== SUPPLIED PASSAGE ==
* * * * * * * * *
On this International Day in Support of Victims of Torture, we have something to celebrate. Fifteen years after signing the UN convention, the DRC has taken a major step forward in advancing human rights. After months of delay, the DRC finally changed its penal code and adopted a law criminalizing torture on July 13th.

Local and international human rights activists fought and waited for this victorious day to arrive. Among them is AJWS’s fearless partner, Action des Chretiens pour l’Abolition de la Torture (ACAT), based in North Kivu in eastern DRC. ACAT’s mission is to fight against all forms of human rights violations, including torture and death penalty. ACAT actively investigates and monitors human rights abuses in North Kivu, one of the most affected areas by the ongoing armed conflict in the country. For years, government security forces, including police and the army, have inflicted unimaginable suffering on civilians and detainees alike through torture.
* * * * * * * * *
== TASKS FOR THIS EXERCISE ==
**a)** Summarize the passage on the DRC's anti-torture law in two sentences.
**b)** Resume the passage on the DRC's anti-torture law from the point at which it stops.
The entries that follow are not needed for anything asked about the passage on the DRC's anti-torture law.
* * * * * * * * *
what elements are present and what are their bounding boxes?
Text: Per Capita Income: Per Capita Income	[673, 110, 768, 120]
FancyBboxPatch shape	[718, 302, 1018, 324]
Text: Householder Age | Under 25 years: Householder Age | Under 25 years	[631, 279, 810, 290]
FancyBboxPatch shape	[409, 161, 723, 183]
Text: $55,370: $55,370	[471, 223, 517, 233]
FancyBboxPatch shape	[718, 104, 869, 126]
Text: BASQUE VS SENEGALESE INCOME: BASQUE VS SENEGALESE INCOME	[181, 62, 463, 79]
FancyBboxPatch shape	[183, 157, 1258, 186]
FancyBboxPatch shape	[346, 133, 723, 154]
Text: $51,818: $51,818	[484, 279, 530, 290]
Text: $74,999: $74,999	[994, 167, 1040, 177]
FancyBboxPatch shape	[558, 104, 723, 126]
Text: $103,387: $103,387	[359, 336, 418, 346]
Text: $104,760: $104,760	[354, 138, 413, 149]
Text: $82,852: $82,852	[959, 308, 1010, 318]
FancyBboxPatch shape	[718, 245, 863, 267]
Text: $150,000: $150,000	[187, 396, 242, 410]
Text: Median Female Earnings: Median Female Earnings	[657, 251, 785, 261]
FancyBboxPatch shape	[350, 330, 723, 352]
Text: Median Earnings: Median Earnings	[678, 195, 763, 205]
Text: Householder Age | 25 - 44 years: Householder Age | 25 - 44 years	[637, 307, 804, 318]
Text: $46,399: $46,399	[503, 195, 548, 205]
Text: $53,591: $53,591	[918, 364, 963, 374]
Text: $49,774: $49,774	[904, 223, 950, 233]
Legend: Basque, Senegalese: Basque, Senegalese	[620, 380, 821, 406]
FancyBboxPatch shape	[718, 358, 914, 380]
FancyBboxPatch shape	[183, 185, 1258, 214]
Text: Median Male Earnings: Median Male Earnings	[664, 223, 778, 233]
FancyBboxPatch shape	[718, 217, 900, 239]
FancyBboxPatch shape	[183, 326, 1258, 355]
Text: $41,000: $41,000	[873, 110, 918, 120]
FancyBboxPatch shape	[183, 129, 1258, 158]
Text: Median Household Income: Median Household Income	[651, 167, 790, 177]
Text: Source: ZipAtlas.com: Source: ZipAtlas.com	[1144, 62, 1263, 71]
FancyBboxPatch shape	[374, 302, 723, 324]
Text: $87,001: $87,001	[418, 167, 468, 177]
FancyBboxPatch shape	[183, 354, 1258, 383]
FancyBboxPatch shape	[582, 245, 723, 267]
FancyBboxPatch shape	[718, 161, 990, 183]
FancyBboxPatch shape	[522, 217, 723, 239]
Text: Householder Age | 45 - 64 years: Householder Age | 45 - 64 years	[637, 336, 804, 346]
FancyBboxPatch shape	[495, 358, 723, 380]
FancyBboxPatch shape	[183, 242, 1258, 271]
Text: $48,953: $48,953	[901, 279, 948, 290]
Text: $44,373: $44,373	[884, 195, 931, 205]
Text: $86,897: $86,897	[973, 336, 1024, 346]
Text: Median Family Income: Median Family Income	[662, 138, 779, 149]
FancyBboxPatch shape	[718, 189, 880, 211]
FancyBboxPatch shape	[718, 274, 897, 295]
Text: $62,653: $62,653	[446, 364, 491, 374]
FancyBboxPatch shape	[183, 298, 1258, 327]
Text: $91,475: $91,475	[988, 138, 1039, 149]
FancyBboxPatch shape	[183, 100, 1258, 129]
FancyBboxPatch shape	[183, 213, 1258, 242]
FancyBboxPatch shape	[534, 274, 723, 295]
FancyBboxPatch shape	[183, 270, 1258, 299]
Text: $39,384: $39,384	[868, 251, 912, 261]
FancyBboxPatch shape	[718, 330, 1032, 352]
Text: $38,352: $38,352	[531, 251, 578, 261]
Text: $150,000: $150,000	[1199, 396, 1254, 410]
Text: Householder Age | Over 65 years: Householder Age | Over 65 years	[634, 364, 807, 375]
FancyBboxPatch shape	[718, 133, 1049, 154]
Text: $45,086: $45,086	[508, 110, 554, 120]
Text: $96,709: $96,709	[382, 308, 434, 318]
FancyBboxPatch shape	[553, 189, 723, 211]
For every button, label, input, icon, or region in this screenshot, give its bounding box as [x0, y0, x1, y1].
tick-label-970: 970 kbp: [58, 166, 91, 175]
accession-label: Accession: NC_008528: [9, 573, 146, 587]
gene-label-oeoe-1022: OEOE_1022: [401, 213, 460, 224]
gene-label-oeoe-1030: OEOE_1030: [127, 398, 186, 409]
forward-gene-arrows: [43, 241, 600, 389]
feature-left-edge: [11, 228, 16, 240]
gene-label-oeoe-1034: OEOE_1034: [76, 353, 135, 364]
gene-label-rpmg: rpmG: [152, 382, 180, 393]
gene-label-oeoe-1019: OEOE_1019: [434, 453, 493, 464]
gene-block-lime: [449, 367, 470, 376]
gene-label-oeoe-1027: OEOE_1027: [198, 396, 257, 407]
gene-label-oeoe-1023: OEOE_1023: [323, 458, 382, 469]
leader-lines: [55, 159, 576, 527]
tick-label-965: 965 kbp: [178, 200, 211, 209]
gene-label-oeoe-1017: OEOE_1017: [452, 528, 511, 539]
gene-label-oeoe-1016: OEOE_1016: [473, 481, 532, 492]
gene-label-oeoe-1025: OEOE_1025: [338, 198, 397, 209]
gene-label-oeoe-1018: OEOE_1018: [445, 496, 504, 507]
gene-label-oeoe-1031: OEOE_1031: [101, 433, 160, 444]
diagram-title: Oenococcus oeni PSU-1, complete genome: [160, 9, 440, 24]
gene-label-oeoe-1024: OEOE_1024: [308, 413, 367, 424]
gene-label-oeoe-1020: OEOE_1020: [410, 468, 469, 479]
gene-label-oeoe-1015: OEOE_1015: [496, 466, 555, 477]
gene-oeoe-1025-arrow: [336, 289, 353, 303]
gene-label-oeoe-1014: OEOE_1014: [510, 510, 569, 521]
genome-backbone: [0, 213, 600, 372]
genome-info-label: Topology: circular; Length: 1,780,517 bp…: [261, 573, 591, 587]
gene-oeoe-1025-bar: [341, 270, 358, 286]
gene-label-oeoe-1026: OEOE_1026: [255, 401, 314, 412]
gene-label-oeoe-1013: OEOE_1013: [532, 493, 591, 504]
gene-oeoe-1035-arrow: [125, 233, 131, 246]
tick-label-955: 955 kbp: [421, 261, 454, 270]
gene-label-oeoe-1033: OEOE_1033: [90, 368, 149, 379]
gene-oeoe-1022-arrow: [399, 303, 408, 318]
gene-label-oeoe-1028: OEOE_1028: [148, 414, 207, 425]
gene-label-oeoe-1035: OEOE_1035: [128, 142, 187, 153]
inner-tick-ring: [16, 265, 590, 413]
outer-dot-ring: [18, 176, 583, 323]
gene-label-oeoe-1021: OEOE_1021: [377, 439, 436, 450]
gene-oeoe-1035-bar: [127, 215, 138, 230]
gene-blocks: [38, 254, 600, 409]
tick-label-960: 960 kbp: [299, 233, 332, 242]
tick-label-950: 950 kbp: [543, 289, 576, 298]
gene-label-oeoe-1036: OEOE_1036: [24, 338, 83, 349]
* * * * * * * * *
== ANSWER SET ==
**a)** Fifteen years after signing the UN convention, the DRC changed its penal code and adopted a law criminalizing torture on July 13th, a step activists had fought and waited for. Among them is AJWS's partner ACAT, based in North Kivu, which investigates and monitors human rights abuses in a region where government security forces have long tortured civilians and detainees.

**b)**
Last September, AJWS awarded ACAT a grant to investigate 40 cases of torture in detention centers across three territories in North Kivu. Offering legal aid, ACAT sought medical assistance and reparations through the court system for 19 victims. In addition, ACAT continued its active advocacy campaign, targeting local lawmakers to pass the law prohibiting torture. In concert with other local and international organizations, ACAT’s successful campaign put consistent pressure on the government to live by its zero tolerance policy for torture and other ill treatment.

To commemorate the International Day in Support of Victims of Torture, ACAT and other civil society organizations, in collaboration with the human rights section of the UN Stabilization Mission in Congo, met with local lawmakers and representatives from the military. ACAT used this opportunity to present on the current state of torture in North Kivu province. ACAT’s leaders identified 107 cases of torture in 2010 and 50 cases during the first half of 2011. These cases were identified within public and underground detention centers in North Kivu.

By adopting a law criminalizing torture, the DRC has reached a significant milestone in its fight against impunity. The next step, ACAT declares, is to widely publicize the new law throughout the DRC so community members can pursue justice for countless victims of torture and accountability for perpetrators. It will also be critical to maintain pressure on the government to enforce the law.